— What the task requires —
In the entries, find all lines that hold the word "Упражнения" and copy them.

— Provided records —
╔══

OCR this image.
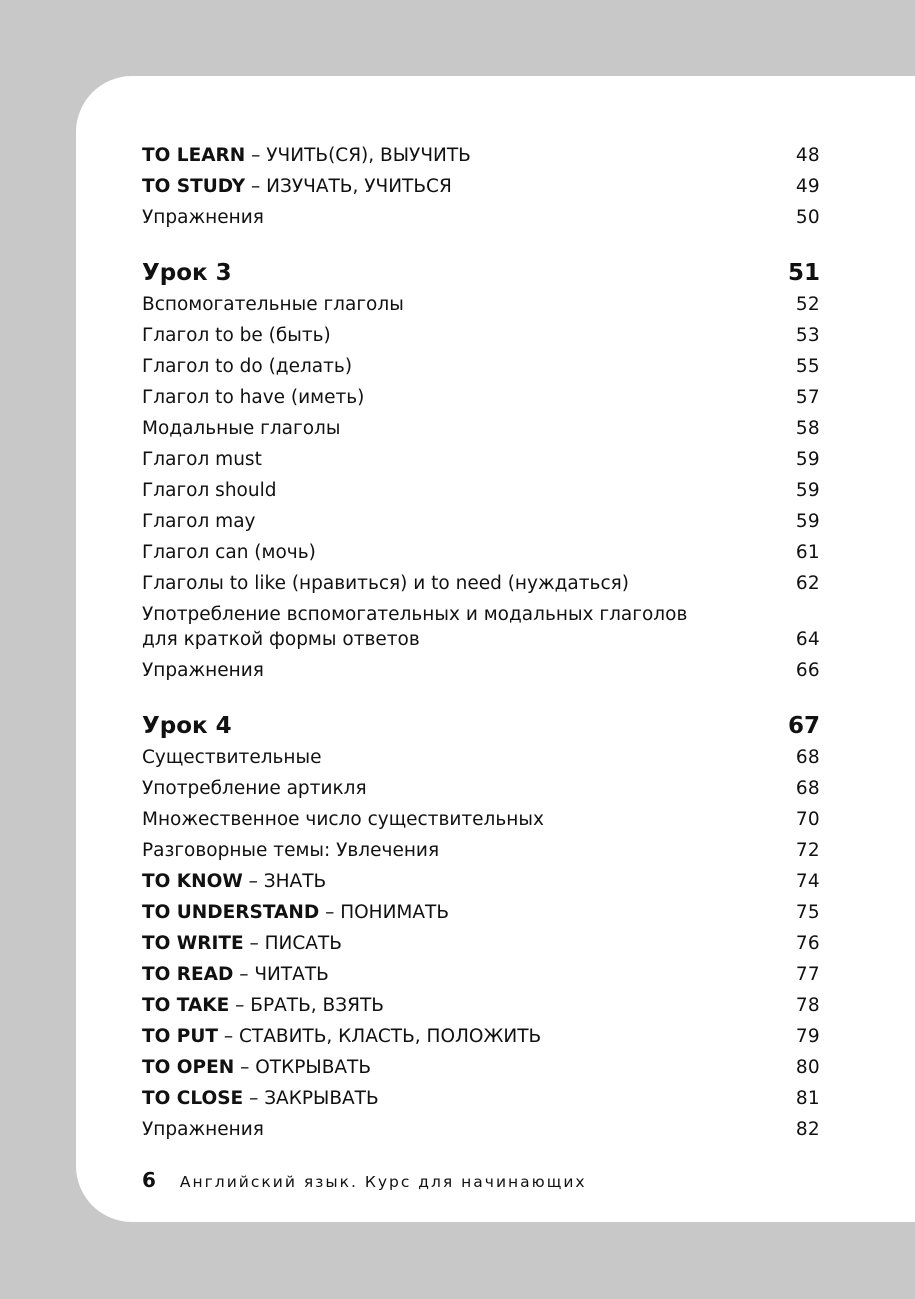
TO LEARN – УЧИТЬ(СЯ), ВЫУЧИТЬ	48
TO STUDY – ИЗУЧАТЬ, УЧИТЬСЯ	49
Упражнения	50
Урок 3	51
Вспомогательные глаголы	52
Глагол to be (быть)	53
Глагол to do (делать)	55
Глагол to have (иметь)	57
Модальные глаголы	58
Глагол must	59
Глагол should	59
Глагол may	59
Глагол can (мочь)	61
Глаголы to like (нравиться) и to need (нуждаться)	62
Употребление вспомогательных и модальных глаголов
для краткой формы ответов	64
Упражнения	66
Урок 4	67
Существительные	68
Употребление артикля	68
Множественное число существительных	70
Разговорные темы: Увлечения	72
TO KNOW – ЗНАТЬ	74
TO UNDERSTAND – ПОНИМАТЬ	75
TO WRITE – ПИСАТЬ	76
TO READ – ЧИТАТЬ	77
TO TAKE – БРАТЬ, ВЗЯТЬ	78
TO PUT – СТАВИТЬ, КЛАСТЬ, ПОЛОЖИТЬ	79
TO OPEN – ОТКРЫВАТЬ	80
TO CLOSE – ЗАКРЫВАТЬ	81
Упражнения	82
6 Английский язык. Курс для начинающих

╚══

— Answer to this task —
Упражнения	50
Упражнения	66
Упражнения	82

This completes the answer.